» **TASK TO CARRY OUT**: Every entry must be repeated exactly. Exclude all pictures.
>> begin INPUT DATA
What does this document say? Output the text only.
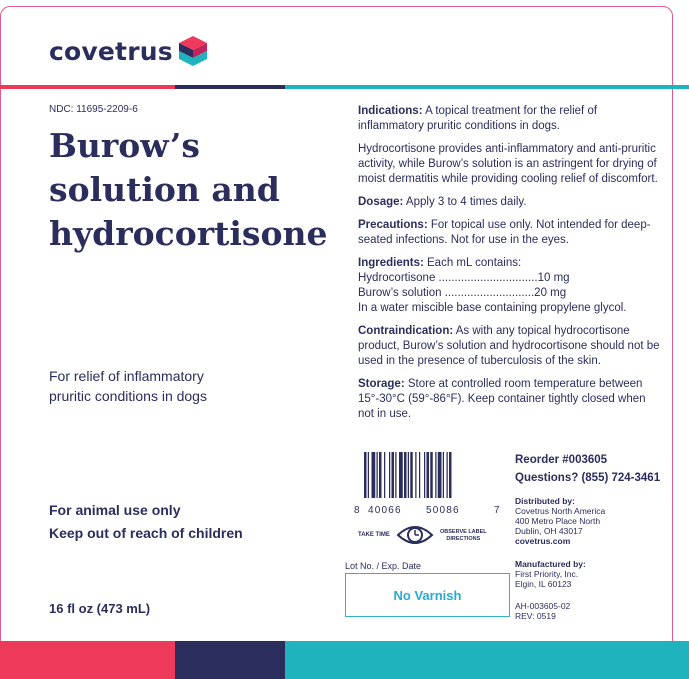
covetrus
NDC: 11695-2209-6
Burow’s
solution and
hydrocortisone
For relief of inflammatory
pruritic conditions in dogs
For animal use only
Keep out of reach of children
16 fl oz (473 mL)

Indications: A topical treatment for the relief of inflammatory pruritic conditions in dogs.

Hydrocortisone provides anti-inflammatory and anti-pruritic activity, while Burow’s solution is an astringent for drying of moist dermatitis while providing cooling relief of discomfort.

Dosage: Apply 3 to 4 times daily.

Precautions: For topical use only. Not intended for deep-seated infections. Not for use in the eyes.

Ingredients: Each mL contains:
Hydrocortisone ...............................10 mg
Burow’s solution ............................20 mg
In a water miscible base containing propylene glycol.

Contraindication: As with any topical hydrocortisone product, Burow’s solution and hydrocortisone should not be used in the presence of tuberculosis of the skin.

Storage: Store at controlled room temperature between 15°-30°C (59°-86°F). Keep container tightly closed when not in use.

8 40066 50086	7
TAKE TIME	OBSERVE LABEL
DIRECTIONS
Lot No. / Exp. Date
No Varnish
Reorder #003605
Questions? (855) 724-3461
Distributed by:
Covetrus North America
400 Metro Place North
Dublin, OH 43017
covetrus.com
Manufactured by:
First Priority, Inc.
Elgin, IL 60123
AH-003605-02
REV: 0519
>> end INPUT DATA
» **EXERCISE OUTPUT**:
What does this document say? Output the text only.
covetrus
NDC: 11695-2209-6
Burow’s
solution and
hydrocortisone
For relief of inflammatory
pruritic conditions in dogs
For animal use only
Keep out of reach of children
16 fl oz (473 mL)

Indications: A topical treatment for the relief of inflammatory pruritic conditions in dogs.

Hydrocortisone provides anti-inflammatory and anti-pruritic activity, while Burow’s solution is an astringent for drying of moist dermatitis while providing cooling relief of discomfort.

Dosage: Apply 3 to 4 times daily.

Precautions: For topical use only. Not intended for deep-seated infections. Not for use in the eyes.

Ingredients: Each mL contains:
Hydrocortisone ...............................10 mg
Burow’s solution ............................20 mg
In a water miscible base containing propylene glycol.

Contraindication: As with any topical hydrocortisone product, Burow’s solution and hydrocortisone should not be used in the presence of tuberculosis of the skin.

Storage: Store at controlled room temperature between 15°-30°C (59°-86°F). Keep container tightly closed when not in use.

8 40066 50086	7
TAKE TIME	OBSERVE LABEL
DIRECTIONS
Lot No. / Exp. Date
No Varnish
Reorder #003605
Questions? (855) 724-3461
Distributed by:
Covetrus North America
400 Metro Place North
Dublin, OH 43017
covetrus.com
Manufactured by:
First Priority, Inc.
Elgin, IL 60123
AH-003605-02
REV: 0519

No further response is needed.